Start of Stored data

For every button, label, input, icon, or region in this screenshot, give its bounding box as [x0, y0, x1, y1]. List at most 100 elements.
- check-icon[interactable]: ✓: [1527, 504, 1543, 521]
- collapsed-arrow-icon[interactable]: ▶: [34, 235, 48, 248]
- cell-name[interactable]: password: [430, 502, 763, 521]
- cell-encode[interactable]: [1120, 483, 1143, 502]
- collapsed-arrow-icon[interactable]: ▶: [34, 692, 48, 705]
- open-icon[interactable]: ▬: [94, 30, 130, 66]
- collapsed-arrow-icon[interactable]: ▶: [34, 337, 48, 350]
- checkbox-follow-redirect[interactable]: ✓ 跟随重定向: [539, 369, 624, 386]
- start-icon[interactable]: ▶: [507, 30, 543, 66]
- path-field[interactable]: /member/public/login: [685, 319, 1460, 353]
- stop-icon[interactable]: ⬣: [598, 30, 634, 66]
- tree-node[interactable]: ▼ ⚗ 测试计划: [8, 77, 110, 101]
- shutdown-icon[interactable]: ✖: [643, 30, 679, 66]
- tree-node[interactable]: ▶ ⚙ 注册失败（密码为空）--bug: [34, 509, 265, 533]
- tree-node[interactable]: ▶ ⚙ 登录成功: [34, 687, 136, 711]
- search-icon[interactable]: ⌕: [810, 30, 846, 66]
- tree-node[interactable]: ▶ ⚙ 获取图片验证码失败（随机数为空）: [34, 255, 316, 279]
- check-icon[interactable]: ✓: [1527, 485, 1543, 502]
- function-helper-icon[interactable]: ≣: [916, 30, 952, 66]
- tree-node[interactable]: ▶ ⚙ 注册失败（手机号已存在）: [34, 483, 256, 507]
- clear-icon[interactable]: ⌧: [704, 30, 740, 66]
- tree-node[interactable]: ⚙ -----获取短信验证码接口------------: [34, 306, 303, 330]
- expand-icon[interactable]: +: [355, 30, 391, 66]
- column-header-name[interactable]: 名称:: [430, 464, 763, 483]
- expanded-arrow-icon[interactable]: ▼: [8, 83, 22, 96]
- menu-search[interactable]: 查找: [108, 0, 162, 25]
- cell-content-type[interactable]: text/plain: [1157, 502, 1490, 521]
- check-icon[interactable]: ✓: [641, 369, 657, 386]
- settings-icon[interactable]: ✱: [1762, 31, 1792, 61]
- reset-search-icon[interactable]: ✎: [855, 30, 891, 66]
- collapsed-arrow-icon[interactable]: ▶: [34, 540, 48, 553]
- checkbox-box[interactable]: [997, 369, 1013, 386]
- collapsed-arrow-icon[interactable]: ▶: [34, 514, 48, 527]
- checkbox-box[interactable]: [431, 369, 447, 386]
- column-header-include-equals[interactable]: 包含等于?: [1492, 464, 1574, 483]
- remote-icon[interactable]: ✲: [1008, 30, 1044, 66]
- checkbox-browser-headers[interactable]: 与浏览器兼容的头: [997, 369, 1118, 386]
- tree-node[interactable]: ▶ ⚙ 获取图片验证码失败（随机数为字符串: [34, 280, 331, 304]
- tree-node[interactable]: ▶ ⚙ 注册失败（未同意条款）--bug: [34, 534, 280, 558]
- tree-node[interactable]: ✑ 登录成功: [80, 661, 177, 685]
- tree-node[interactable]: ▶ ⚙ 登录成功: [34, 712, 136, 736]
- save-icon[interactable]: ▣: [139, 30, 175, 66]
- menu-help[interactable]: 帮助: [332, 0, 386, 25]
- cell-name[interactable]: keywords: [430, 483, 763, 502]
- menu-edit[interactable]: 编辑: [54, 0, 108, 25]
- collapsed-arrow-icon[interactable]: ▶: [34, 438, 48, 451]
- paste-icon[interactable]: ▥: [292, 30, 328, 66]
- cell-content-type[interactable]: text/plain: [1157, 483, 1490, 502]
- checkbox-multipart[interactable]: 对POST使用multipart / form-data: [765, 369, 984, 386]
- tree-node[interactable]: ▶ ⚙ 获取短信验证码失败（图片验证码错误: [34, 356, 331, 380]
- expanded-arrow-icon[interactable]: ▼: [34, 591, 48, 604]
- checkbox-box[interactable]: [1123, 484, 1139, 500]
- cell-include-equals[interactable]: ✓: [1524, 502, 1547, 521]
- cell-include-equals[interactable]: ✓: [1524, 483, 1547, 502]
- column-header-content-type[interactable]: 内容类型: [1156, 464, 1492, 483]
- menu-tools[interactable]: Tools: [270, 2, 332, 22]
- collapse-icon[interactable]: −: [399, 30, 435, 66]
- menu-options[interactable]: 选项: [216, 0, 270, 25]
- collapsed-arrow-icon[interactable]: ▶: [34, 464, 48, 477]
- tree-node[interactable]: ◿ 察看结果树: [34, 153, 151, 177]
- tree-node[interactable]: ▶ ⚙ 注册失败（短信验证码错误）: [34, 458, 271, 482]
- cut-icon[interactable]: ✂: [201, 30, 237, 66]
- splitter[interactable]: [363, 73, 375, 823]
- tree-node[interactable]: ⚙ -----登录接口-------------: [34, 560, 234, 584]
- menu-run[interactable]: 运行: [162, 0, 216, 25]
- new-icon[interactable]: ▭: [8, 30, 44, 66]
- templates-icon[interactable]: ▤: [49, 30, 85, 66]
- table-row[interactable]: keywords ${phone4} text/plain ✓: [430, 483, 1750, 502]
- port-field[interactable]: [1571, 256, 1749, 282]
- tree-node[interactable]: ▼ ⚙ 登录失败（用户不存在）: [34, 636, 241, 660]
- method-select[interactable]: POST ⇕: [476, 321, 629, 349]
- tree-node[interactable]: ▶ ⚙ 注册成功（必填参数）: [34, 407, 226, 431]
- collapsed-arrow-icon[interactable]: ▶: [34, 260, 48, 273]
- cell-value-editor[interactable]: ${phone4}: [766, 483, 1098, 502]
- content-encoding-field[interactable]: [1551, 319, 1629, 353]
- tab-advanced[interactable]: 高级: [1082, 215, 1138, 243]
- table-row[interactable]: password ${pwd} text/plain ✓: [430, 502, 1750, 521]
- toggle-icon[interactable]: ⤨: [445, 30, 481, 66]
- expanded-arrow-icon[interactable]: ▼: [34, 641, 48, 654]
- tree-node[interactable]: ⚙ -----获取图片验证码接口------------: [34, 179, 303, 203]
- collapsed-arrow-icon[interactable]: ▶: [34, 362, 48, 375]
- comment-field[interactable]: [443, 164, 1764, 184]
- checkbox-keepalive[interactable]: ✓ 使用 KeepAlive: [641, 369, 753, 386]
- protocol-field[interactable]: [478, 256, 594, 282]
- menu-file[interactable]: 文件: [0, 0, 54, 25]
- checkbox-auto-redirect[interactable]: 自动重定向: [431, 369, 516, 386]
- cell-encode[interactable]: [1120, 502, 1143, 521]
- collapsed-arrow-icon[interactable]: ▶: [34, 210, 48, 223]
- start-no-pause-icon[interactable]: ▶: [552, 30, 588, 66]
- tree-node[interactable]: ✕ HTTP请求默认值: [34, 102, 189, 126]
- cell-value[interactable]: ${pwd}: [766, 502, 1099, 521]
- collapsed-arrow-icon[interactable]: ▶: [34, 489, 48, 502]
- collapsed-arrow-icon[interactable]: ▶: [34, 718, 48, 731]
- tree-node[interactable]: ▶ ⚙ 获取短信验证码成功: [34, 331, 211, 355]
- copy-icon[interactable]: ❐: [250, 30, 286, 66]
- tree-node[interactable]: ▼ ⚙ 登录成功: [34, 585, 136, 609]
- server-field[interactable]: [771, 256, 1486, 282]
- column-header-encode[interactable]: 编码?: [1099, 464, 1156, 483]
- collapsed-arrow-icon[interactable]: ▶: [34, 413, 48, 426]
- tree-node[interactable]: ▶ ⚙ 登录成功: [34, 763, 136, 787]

End of Stored data

→ Set exercise
Rewrite the rows above, changing every "tree-node" to "tree-item" and leaving everything else as it is.

→ Reply to the exercise
For every button, label, input, icon, or region in this screenshot, give its bounding box as [x0, y0, x1, y1]. List at most 100 elements.
- check-icon[interactable]: ✓: [1527, 504, 1543, 521]
- collapsed-arrow-icon[interactable]: ▶: [34, 235, 48, 248]
- cell-name[interactable]: password: [430, 502, 763, 521]
- cell-encode[interactable]: [1120, 483, 1143, 502]
- collapsed-arrow-icon[interactable]: ▶: [34, 692, 48, 705]
- open-icon[interactable]: ▬: [94, 30, 130, 66]
- collapsed-arrow-icon[interactable]: ▶: [34, 337, 48, 350]
- checkbox-follow-redirect[interactable]: ✓ 跟随重定向: [539, 369, 624, 386]
- start-icon[interactable]: ▶: [507, 30, 543, 66]
- path-field[interactable]: /member/public/login: [685, 319, 1460, 353]
- stop-icon[interactable]: ⬣: [598, 30, 634, 66]
- tree-item[interactable]: ▼ ⚗ 测试计划: [8, 77, 110, 101]
- shutdown-icon[interactable]: ✖: [643, 30, 679, 66]
- tree-item[interactable]: ▶ ⚙ 注册失败（密码为空）--bug: [34, 509, 265, 533]
- tree-item[interactable]: ▶ ⚙ 登录成功: [34, 687, 136, 711]
- search-icon[interactable]: ⌕: [810, 30, 846, 66]
- tree-item[interactable]: ▶ ⚙ 获取图片验证码失败（随机数为空）: [34, 255, 316, 279]
- check-icon[interactable]: ✓: [1527, 485, 1543, 502]
- function-helper-icon[interactable]: ≣: [916, 30, 952, 66]
- tree-item[interactable]: ▶ ⚙ 注册失败（手机号已存在）: [34, 483, 256, 507]
- clear-icon[interactable]: ⌧: [704, 30, 740, 66]
- tree-item[interactable]: ⚙ -----获取短信验证码接口------------: [34, 306, 303, 330]
- expand-icon[interactable]: +: [355, 30, 391, 66]
- column-header-name[interactable]: 名称:: [430, 464, 763, 483]
- expanded-arrow-icon[interactable]: ▼: [8, 83, 22, 96]
- menu-search[interactable]: 查找: [108, 0, 162, 25]
- cell-content-type[interactable]: text/plain: [1157, 502, 1490, 521]
- check-icon[interactable]: ✓: [641, 369, 657, 386]
- settings-icon[interactable]: ✱: [1762, 31, 1792, 61]
- reset-search-icon[interactable]: ✎: [855, 30, 891, 66]
- collapsed-arrow-icon[interactable]: ▶: [34, 540, 48, 553]
- checkbox-box[interactable]: [997, 369, 1013, 386]
- collapsed-arrow-icon[interactable]: ▶: [34, 514, 48, 527]
- checkbox-box[interactable]: [431, 369, 447, 386]
- column-header-include-equals[interactable]: 包含等于?: [1492, 464, 1574, 483]
- remote-icon[interactable]: ✲: [1008, 30, 1044, 66]
- checkbox-browser-headers[interactable]: 与浏览器兼容的头: [997, 369, 1118, 386]
- tree-item[interactable]: ▶ ⚙ 获取图片验证码失败（随机数为字符串: [34, 280, 331, 304]
- tree-item[interactable]: ▶ ⚙ 注册失败（未同意条款）--bug: [34, 534, 280, 558]
- tree-item[interactable]: ✑ 登录成功: [80, 661, 177, 685]
- tree-item[interactable]: ▶ ⚙ 登录成功: [34, 712, 136, 736]
- save-icon[interactable]: ▣: [139, 30, 175, 66]
- menu-help[interactable]: 帮助: [332, 0, 386, 25]
- cell-name[interactable]: keywords: [430, 483, 763, 502]
- menu-edit[interactable]: 编辑: [54, 0, 108, 25]
- collapsed-arrow-icon[interactable]: ▶: [34, 438, 48, 451]
- paste-icon[interactable]: ▥: [292, 30, 328, 66]
- cell-content-type[interactable]: text/plain: [1157, 483, 1490, 502]
- checkbox-multipart[interactable]: 对POST使用multipart / form-data: [765, 369, 984, 386]
- tree-item[interactable]: ▶ ⚙ 获取短信验证码失败（图片验证码错误: [34, 356, 331, 380]
- expanded-arrow-icon[interactable]: ▼: [34, 591, 48, 604]
- checkbox-box[interactable]: [1123, 484, 1139, 500]
- cell-include-equals[interactable]: ✓: [1524, 502, 1547, 521]
- cell-include-equals[interactable]: ✓: [1524, 483, 1547, 502]
- column-header-content-type[interactable]: 内容类型: [1156, 464, 1492, 483]
- menu-tools[interactable]: Tools: [270, 2, 332, 22]
- collapse-icon[interactable]: −: [399, 30, 435, 66]
- menu-options[interactable]: 选项: [216, 0, 270, 25]
- collapsed-arrow-icon[interactable]: ▶: [34, 464, 48, 477]
- tree-item[interactable]: ◿ 察看结果树: [34, 153, 151, 177]
- tree-item[interactable]: ▶ ⚙ 注册失败（短信验证码错误）: [34, 458, 271, 482]
- cut-icon[interactable]: ✂: [201, 30, 237, 66]
- splitter[interactable]: [363, 73, 375, 823]
- tree-item[interactable]: ⚙ -----登录接口-------------: [34, 560, 234, 584]
- menu-run[interactable]: 运行: [162, 0, 216, 25]
- new-icon[interactable]: ▭: [8, 30, 44, 66]
- templates-icon[interactable]: ▤: [49, 30, 85, 66]
- table-row[interactable]: keywords ${phone4} text/plain ✓: [430, 483, 1750, 502]
- port-field[interactable]: [1571, 256, 1749, 282]
- tree-item[interactable]: ▼ ⚙ 登录失败（用户不存在）: [34, 636, 241, 660]
- method-select[interactable]: POST ⇕: [476, 321, 629, 349]
- tree-item[interactable]: ▶ ⚙ 注册成功（必填参数）: [34, 407, 226, 431]
- collapsed-arrow-icon[interactable]: ▶: [34, 260, 48, 273]
- cell-value-editor[interactable]: ${phone4}: [766, 483, 1098, 502]
- content-encoding-field[interactable]: [1551, 319, 1629, 353]
- tab-advanced[interactable]: 高级: [1082, 215, 1138, 243]
- table-row[interactable]: password ${pwd} text/plain ✓: [430, 502, 1750, 521]
- toggle-icon[interactable]: ⤨: [445, 30, 481, 66]
- expanded-arrow-icon[interactable]: ▼: [34, 641, 48, 654]
- tree-item[interactable]: ⚙ -----获取图片验证码接口------------: [34, 179, 303, 203]
- collapsed-arrow-icon[interactable]: ▶: [34, 362, 48, 375]
- comment-field[interactable]: [443, 164, 1764, 184]
- checkbox-keepalive[interactable]: ✓ 使用 KeepAlive: [641, 369, 753, 386]
- protocol-field[interactable]: [478, 256, 594, 282]
- menu-file[interactable]: 文件: [0, 0, 54, 25]
- checkbox-auto-redirect[interactable]: 自动重定向: [431, 369, 516, 386]
- cell-encode[interactable]: [1120, 502, 1143, 521]
- collapsed-arrow-icon[interactable]: ▶: [34, 210, 48, 223]
- start-no-pause-icon[interactable]: ▶: [552, 30, 588, 66]
- tree-item[interactable]: ✕ HTTP请求默认值: [34, 102, 189, 126]
- cell-value[interactable]: ${pwd}: [766, 502, 1099, 521]
- collapsed-arrow-icon[interactable]: ▶: [34, 489, 48, 502]
- collapsed-arrow-icon[interactable]: ▶: [34, 718, 48, 731]
- tree-item[interactable]: ▶ ⚙ 获取短信验证码成功: [34, 331, 211, 355]
- copy-icon[interactable]: ❐: [250, 30, 286, 66]
- tree-item[interactable]: ▼ ⚙ 登录成功: [34, 585, 136, 609]
- server-field[interactable]: [771, 256, 1486, 282]
- column-header-encode[interactable]: 编码?: [1099, 464, 1156, 483]
- collapsed-arrow-icon[interactable]: ▶: [34, 413, 48, 426]
- tree-item[interactable]: ▶ ⚙ 登录成功: [34, 763, 136, 787]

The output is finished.